▸ **Instructions for the task**
Copy each entry as it stands, leaving nothing out.

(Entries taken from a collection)
+-------+

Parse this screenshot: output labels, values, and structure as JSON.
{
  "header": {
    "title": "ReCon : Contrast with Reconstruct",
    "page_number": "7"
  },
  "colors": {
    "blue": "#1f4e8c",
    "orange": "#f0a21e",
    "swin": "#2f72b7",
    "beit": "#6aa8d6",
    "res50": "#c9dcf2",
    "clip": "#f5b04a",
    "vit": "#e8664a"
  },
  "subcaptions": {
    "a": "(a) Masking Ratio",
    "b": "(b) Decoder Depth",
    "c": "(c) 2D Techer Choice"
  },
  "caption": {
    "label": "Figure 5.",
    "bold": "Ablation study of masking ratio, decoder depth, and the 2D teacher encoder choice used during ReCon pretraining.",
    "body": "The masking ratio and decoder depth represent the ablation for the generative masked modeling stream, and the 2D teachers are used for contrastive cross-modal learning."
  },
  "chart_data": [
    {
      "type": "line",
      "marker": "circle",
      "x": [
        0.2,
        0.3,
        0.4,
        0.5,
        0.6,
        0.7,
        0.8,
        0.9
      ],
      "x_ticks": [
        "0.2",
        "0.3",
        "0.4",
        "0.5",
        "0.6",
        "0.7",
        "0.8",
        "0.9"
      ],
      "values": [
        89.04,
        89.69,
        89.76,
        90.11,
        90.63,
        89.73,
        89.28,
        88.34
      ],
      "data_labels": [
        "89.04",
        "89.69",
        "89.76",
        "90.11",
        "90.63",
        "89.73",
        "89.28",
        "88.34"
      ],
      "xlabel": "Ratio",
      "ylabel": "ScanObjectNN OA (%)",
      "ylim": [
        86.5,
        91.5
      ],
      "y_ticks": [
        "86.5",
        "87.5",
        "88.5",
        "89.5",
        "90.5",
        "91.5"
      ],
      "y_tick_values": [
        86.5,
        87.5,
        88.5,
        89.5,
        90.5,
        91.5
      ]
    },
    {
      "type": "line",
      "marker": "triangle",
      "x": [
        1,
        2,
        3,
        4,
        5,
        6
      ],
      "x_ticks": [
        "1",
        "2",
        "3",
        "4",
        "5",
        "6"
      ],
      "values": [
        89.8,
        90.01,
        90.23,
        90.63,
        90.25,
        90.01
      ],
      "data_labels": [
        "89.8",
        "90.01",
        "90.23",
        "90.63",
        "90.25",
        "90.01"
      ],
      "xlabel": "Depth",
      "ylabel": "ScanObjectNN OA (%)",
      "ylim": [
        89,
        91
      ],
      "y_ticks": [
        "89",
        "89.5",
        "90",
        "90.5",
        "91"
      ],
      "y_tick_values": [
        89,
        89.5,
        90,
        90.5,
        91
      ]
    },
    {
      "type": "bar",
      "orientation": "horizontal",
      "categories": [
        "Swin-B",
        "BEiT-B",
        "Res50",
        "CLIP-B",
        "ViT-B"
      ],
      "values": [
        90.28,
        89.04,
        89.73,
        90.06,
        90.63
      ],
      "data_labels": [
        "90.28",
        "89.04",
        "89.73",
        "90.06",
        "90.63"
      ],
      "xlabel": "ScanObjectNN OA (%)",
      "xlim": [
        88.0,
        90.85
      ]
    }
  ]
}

+-------+

▸ **Result of this task**
Parse this screenshot: output labels, values, and structure as JSON.
{
  "header": {
    "title": "ReCon : Contrast with Reconstruct",
    "page_number": "7"
  },
  "colors": {
    "blue": "#1f4e8c",
    "orange": "#f0a21e",
    "swin": "#2f72b7",
    "beit": "#6aa8d6",
    "res50": "#c9dcf2",
    "clip": "#f5b04a",
    "vit": "#e8664a"
  },
  "subcaptions": {
    "a": "(a) Masking Ratio",
    "b": "(b) Decoder Depth",
    "c": "(c) 2D Techer Choice"
  },
  "caption": {
    "label": "Figure 5.",
    "bold": "Ablation study of masking ratio, decoder depth, and the 2D teacher encoder choice used during ReCon pretraining.",
    "body": "The masking ratio and decoder depth represent the ablation for the generative masked modeling stream, and the 2D teachers are used for contrastive cross-modal learning."
  },
  "chart_data": [
    {
      "type": "line",
      "marker": "circle",
      "x": [
        0.2,
        0.3,
        0.4,
        0.5,
        0.6,
        0.7,
        0.8,
        0.9
      ],
      "x_ticks": [
        "0.2",
        "0.3",
        "0.4",
        "0.5",
        "0.6",
        "0.7",
        "0.8",
        "0.9"
      ],
      "values": [
        89.04,
        89.69,
        89.76,
        90.11,
        90.63,
        89.73,
        89.28,
        88.34
      ],
      "data_labels": [
        "89.04",
        "89.69",
        "89.76",
        "90.11",
        "90.63",
        "89.73",
        "89.28",
        "88.34"
      ],
      "xlabel": "Ratio",
      "ylabel": "ScanObjectNN OA (%)",
      "ylim": [
        86.5,
        91.5
      ],
      "y_ticks": [
        "86.5",
        "87.5",
        "88.5",
        "89.5",
        "90.5",
        "91.5"
      ],
      "y_tick_values": [
        86.5,
        87.5,
        88.5,
        89.5,
        90.5,
        91.5
      ]
    },
    {
      "type": "line",
      "marker": "triangle",
      "x": [
        1,
        2,
        3,
        4,
        5,
        6
      ],
      "x_ticks": [
        "1",
        "2",
        "3",
        "4",
        "5",
        "6"
      ],
      "values": [
        89.8,
        90.01,
        90.23,
        90.63,
        90.25,
        90.01
      ],
      "data_labels": [
        "89.8",
        "90.01",
        "90.23",
        "90.63",
        "90.25",
        "90.01"
      ],
      "xlabel": "Depth",
      "ylabel": "ScanObjectNN OA (%)",
      "ylim": [
        89,
        91
      ],
      "y_ticks": [
        "89",
        "89.5",
        "90",
        "90.5",
        "91"
      ],
      "y_tick_values": [
        89,
        89.5,
        90,
        90.5,
        91
      ]
    },
    {
      "type": "bar",
      "orientation": "horizontal",
      "categories": [
        "Swin-B",
        "BEiT-B",
        "Res50",
        "CLIP-B",
        "ViT-B"
      ],
      "values": [
        90.28,
        89.04,
        89.73,
        90.06,
        90.63
      ],
      "data_labels": [
        "90.28",
        "89.04",
        "89.73",
        "90.06",
        "90.63"
      ],
      "xlabel": "ScanObjectNN OA (%)",
      "xlim": [
        88.0,
        90.85
      ]
    }
  ]
}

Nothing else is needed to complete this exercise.